WRITTEN INSTRUCTION :: Of the lines in the listing, how many include the string "separator"? Write the number and nothing else.

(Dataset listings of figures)
>>

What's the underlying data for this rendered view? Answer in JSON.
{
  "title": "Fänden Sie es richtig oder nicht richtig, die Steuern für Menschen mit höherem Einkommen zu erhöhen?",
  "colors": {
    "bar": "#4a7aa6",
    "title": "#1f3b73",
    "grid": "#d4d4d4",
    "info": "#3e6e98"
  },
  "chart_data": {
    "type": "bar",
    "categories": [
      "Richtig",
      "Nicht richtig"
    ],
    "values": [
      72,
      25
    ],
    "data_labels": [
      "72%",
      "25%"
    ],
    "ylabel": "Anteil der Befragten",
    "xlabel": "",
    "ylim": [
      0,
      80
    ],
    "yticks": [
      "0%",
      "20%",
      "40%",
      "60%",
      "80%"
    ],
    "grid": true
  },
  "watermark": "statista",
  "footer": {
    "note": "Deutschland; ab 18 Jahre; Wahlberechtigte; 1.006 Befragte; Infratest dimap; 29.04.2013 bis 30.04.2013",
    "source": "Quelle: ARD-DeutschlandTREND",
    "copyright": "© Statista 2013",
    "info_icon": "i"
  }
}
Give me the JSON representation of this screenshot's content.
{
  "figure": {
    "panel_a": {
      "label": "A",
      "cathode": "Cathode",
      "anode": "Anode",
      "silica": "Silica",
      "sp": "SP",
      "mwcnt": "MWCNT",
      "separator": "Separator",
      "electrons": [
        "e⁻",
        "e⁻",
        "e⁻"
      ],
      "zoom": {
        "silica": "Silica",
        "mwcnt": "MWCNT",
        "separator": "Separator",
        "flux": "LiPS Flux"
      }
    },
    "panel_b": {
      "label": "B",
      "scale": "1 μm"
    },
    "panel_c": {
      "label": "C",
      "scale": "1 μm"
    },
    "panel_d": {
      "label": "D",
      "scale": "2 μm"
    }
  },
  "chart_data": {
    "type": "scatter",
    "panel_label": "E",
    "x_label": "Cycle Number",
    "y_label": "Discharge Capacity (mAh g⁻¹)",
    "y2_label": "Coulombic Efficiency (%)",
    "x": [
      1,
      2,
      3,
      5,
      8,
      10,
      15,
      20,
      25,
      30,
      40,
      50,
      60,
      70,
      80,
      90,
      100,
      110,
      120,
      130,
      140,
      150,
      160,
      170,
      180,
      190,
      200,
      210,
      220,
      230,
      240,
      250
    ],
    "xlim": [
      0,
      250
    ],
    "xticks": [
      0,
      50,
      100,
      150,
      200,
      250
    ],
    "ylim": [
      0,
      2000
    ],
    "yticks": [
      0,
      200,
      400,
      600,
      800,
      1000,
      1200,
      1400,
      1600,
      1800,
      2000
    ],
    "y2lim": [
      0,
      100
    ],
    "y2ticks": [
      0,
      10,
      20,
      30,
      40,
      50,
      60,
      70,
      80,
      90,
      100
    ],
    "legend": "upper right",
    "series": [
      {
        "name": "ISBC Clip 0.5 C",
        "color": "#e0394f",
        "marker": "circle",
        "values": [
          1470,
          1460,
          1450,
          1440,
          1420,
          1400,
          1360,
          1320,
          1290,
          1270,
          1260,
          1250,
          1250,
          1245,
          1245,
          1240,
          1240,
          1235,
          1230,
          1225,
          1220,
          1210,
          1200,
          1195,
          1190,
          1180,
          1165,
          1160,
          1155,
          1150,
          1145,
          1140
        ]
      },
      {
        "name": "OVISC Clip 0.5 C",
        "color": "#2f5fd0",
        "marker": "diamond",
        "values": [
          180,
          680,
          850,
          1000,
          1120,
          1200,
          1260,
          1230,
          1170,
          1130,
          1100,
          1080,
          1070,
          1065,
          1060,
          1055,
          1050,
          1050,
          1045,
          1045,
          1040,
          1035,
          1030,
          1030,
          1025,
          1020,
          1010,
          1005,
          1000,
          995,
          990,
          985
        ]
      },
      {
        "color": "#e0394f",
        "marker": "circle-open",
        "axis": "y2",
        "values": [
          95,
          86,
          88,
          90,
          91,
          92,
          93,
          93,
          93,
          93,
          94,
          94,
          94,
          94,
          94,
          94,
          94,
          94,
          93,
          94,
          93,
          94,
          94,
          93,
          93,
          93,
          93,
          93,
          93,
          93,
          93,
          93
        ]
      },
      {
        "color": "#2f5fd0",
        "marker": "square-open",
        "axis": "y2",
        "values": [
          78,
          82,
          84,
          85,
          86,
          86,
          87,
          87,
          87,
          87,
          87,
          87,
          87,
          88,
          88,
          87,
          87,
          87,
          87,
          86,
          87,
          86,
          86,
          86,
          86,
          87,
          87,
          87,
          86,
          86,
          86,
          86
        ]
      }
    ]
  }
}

<<

RESULT :: 2